● **TO DO**
State how many lines in these records contain the word "content", and nothing else.

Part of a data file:
□ □ □ □ □ □ □

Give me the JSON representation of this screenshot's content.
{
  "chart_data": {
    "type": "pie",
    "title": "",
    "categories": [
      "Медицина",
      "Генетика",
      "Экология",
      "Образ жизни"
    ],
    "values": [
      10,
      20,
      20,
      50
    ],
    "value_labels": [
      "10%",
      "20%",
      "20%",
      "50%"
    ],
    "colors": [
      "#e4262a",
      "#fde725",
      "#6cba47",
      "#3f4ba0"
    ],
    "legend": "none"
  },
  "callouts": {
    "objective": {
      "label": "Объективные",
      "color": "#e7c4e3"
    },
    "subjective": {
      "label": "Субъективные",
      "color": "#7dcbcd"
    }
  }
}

□ □ □ □ □ □ □

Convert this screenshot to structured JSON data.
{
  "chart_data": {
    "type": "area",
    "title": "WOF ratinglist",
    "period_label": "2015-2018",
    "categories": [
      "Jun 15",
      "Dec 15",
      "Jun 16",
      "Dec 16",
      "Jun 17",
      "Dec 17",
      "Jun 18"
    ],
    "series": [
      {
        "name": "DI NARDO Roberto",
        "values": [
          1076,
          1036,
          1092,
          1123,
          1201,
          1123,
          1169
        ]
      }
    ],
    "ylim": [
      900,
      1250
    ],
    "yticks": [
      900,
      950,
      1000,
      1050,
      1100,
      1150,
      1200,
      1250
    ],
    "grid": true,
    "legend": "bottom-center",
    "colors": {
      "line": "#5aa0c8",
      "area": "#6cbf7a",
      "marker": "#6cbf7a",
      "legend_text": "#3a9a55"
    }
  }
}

□ □ □ □ □ □ □

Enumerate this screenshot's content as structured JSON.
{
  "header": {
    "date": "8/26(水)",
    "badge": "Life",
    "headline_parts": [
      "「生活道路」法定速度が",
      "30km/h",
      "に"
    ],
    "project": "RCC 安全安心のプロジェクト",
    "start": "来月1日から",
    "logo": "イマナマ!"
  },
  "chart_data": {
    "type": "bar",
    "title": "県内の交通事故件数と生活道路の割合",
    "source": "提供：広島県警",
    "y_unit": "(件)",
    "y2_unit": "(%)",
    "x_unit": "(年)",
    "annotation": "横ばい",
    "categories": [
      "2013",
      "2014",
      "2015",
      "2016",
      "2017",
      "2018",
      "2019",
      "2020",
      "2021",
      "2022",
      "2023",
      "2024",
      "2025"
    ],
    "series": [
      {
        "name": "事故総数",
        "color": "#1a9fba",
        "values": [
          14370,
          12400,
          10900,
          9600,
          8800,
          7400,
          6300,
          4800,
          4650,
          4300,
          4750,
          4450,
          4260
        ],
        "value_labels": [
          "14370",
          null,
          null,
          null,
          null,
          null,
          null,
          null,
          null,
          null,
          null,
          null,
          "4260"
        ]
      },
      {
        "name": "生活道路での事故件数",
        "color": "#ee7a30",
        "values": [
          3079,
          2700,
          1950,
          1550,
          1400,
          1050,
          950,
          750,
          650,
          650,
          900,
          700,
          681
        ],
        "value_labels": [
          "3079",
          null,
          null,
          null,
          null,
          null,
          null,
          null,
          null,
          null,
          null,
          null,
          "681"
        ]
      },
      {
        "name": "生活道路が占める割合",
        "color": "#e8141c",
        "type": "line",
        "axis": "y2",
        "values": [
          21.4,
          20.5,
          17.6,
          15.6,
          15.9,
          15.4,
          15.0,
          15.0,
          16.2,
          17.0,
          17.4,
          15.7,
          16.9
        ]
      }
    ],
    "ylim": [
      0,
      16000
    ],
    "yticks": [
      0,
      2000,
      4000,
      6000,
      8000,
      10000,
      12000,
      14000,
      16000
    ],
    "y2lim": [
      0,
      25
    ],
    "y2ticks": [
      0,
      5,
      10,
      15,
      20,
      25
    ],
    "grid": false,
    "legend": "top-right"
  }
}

□ □ □ □ □ □ □

● **EXERCISE RESPONSE**
2